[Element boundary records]
——————————

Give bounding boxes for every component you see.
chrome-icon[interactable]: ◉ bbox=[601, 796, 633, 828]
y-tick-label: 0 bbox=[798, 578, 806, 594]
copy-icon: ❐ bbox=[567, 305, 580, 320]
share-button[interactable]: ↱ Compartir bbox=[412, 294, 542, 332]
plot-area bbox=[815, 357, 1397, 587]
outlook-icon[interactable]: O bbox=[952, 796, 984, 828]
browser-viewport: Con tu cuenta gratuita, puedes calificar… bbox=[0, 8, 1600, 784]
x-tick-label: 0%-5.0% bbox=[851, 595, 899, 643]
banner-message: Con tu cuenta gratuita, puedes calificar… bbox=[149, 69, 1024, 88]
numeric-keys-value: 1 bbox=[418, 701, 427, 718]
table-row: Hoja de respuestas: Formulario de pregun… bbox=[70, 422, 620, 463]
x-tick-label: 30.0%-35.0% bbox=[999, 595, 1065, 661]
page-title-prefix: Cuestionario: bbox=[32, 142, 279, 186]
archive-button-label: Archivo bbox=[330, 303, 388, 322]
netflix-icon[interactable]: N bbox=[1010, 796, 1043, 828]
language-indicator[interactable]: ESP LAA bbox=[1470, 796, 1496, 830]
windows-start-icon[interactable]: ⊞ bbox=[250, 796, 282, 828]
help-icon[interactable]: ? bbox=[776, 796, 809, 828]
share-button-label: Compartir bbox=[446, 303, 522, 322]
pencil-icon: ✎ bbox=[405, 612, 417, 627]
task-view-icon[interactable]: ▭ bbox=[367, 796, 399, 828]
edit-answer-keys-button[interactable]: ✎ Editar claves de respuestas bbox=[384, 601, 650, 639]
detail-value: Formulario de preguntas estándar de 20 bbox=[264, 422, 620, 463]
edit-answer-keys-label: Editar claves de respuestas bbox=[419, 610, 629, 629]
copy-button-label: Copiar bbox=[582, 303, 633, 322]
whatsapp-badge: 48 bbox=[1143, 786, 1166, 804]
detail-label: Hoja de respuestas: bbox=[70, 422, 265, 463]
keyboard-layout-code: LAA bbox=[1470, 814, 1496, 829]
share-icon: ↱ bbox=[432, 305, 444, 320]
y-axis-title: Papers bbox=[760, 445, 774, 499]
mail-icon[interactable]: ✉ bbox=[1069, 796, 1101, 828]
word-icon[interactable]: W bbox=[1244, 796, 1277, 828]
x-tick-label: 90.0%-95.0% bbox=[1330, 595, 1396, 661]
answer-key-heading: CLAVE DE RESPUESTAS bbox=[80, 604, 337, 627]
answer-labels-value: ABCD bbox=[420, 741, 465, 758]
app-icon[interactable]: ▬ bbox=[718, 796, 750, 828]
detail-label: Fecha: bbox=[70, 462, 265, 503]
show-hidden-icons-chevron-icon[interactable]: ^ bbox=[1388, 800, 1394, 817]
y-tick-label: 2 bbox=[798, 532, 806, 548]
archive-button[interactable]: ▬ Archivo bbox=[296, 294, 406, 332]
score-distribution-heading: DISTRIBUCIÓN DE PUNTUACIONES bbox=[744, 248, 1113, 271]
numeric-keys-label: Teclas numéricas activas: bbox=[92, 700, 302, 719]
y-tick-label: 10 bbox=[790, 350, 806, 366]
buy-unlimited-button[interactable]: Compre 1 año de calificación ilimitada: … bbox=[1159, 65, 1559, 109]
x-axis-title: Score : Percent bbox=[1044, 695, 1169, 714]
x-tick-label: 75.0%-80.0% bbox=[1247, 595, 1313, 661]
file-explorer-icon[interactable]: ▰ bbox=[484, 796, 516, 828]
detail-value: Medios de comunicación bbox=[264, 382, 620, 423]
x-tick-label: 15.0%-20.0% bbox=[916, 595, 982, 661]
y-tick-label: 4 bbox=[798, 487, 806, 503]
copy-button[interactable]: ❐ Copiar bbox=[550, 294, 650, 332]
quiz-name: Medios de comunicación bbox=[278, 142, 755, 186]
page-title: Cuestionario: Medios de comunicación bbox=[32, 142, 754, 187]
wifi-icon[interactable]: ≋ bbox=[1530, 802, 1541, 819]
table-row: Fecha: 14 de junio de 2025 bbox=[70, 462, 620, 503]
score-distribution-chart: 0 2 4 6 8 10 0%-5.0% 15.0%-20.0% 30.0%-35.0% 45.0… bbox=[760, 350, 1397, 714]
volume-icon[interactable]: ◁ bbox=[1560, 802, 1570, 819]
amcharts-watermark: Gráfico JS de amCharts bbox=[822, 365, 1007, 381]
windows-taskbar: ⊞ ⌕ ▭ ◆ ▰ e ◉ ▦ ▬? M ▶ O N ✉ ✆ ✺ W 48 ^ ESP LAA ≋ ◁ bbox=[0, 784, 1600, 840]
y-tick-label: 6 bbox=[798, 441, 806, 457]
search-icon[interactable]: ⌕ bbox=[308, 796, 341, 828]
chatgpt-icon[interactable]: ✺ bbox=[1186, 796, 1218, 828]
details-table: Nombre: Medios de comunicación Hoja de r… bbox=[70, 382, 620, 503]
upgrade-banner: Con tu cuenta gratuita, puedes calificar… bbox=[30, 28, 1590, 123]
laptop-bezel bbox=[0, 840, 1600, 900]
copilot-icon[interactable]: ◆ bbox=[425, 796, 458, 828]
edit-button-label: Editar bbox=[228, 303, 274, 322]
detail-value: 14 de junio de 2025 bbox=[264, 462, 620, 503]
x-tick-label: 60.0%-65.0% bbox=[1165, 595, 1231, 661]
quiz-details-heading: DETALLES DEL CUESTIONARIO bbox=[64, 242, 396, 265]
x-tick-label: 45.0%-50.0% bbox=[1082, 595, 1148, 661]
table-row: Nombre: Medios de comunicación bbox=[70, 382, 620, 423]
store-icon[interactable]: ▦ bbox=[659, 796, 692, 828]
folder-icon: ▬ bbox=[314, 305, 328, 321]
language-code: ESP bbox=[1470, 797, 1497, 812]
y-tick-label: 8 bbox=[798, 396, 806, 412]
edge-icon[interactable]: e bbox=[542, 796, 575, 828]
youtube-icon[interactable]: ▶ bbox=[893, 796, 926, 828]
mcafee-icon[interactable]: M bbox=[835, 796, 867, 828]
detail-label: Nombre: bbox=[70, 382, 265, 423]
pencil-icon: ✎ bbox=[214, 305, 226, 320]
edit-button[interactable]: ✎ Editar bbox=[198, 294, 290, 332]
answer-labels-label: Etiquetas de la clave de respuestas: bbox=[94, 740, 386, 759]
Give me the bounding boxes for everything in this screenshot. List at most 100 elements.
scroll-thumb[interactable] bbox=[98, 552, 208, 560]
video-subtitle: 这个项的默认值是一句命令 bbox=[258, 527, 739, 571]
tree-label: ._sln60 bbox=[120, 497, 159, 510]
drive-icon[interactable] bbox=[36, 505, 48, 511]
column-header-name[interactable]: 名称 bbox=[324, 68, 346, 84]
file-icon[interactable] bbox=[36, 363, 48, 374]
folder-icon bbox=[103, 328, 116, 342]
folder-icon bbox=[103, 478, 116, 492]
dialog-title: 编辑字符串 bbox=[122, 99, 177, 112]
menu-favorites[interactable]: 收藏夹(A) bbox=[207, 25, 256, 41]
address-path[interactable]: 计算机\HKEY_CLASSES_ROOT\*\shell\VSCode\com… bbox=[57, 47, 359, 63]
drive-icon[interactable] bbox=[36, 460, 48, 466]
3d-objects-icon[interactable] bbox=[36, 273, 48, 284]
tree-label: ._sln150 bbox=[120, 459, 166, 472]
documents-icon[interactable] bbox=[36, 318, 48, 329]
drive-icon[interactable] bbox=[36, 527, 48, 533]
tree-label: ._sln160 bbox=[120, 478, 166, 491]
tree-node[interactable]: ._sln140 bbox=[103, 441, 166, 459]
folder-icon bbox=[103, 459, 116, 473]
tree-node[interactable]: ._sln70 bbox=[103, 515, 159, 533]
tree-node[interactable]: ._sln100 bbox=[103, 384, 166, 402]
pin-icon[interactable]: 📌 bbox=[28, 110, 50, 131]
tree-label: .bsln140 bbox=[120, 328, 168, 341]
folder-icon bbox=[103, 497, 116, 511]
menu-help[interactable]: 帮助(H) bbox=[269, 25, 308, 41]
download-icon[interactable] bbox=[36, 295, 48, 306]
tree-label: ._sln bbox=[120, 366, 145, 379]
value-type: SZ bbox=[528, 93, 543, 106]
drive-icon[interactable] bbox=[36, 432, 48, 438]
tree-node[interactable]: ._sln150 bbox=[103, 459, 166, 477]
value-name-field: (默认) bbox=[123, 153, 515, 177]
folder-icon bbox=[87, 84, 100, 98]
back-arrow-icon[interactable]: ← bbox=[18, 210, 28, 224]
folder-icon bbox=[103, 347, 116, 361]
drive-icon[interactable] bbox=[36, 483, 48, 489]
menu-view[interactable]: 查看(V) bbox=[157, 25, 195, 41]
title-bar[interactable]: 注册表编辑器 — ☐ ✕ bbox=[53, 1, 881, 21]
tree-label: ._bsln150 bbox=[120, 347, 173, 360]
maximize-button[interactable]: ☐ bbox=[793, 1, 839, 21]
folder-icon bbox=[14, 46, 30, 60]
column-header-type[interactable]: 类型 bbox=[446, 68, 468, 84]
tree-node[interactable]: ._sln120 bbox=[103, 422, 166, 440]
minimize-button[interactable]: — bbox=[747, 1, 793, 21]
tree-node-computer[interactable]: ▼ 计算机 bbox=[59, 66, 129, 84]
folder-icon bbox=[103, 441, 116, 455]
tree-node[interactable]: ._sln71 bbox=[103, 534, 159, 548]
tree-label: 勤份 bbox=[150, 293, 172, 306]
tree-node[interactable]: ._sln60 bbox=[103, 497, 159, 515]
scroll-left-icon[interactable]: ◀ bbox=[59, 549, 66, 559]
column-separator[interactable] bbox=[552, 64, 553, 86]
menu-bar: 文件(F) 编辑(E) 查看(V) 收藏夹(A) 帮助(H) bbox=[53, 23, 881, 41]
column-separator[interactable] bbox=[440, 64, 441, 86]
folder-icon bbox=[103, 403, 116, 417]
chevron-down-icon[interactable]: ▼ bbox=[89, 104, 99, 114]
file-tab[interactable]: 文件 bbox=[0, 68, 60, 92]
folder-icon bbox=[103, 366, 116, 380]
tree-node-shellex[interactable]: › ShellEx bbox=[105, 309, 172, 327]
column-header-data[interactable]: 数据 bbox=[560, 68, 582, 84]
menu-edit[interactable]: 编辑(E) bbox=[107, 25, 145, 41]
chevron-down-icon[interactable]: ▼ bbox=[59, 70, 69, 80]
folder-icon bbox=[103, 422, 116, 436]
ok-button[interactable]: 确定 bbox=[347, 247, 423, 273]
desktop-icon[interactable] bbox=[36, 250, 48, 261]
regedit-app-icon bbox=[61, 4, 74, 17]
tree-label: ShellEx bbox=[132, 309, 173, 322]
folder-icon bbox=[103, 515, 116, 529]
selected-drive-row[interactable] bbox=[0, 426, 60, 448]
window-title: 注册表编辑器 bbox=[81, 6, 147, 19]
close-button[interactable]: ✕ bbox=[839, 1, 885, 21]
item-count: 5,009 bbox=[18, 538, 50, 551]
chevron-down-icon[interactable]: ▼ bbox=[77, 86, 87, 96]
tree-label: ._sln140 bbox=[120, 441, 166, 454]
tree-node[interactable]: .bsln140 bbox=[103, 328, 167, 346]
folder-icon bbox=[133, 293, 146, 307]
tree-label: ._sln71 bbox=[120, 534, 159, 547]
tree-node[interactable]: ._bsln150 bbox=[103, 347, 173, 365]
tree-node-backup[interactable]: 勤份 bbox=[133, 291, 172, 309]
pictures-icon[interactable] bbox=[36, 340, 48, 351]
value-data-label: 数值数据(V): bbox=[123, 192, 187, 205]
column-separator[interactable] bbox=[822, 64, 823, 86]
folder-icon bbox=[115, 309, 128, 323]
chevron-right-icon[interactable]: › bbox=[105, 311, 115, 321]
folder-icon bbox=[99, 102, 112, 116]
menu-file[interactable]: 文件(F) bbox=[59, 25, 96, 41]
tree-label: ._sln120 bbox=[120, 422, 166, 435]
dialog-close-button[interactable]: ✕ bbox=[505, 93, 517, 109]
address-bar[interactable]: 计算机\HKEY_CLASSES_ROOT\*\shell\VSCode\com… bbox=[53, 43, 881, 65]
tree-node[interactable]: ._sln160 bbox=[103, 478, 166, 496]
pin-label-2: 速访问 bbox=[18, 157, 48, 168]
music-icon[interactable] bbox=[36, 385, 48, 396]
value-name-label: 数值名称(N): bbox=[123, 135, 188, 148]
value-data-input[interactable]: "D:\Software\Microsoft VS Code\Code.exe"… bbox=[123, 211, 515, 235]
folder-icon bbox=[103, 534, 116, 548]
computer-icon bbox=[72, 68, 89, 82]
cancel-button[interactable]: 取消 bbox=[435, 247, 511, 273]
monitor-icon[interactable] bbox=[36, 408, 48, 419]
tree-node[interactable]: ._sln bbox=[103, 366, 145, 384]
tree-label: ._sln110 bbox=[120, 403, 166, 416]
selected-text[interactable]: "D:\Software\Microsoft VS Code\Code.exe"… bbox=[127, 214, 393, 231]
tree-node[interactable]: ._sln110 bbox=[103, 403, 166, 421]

——————————

Rewrite everything from the first line down to and including the line containing "plot-area bbox=[815, 357, 1397, 587]" as a JSON list of strings, with one string per line and any blank lines omitted.

**Response to this task**
[
  "Give bounding boxes for every component you see.",
  "chrome-icon[interactable]: ◉ bbox=[601, 796, 633, 828]",
  "y-tick-label: 0 bbox=[798, 578, 806, 594]",
  "copy-icon: ❐ bbox=[567, 305, 580, 320]",
  "share-button[interactable]: ↱ Compartir bbox=[412, 294, 542, 332]",
  "plot-area bbox=[815, 357, 1397, 587]"
]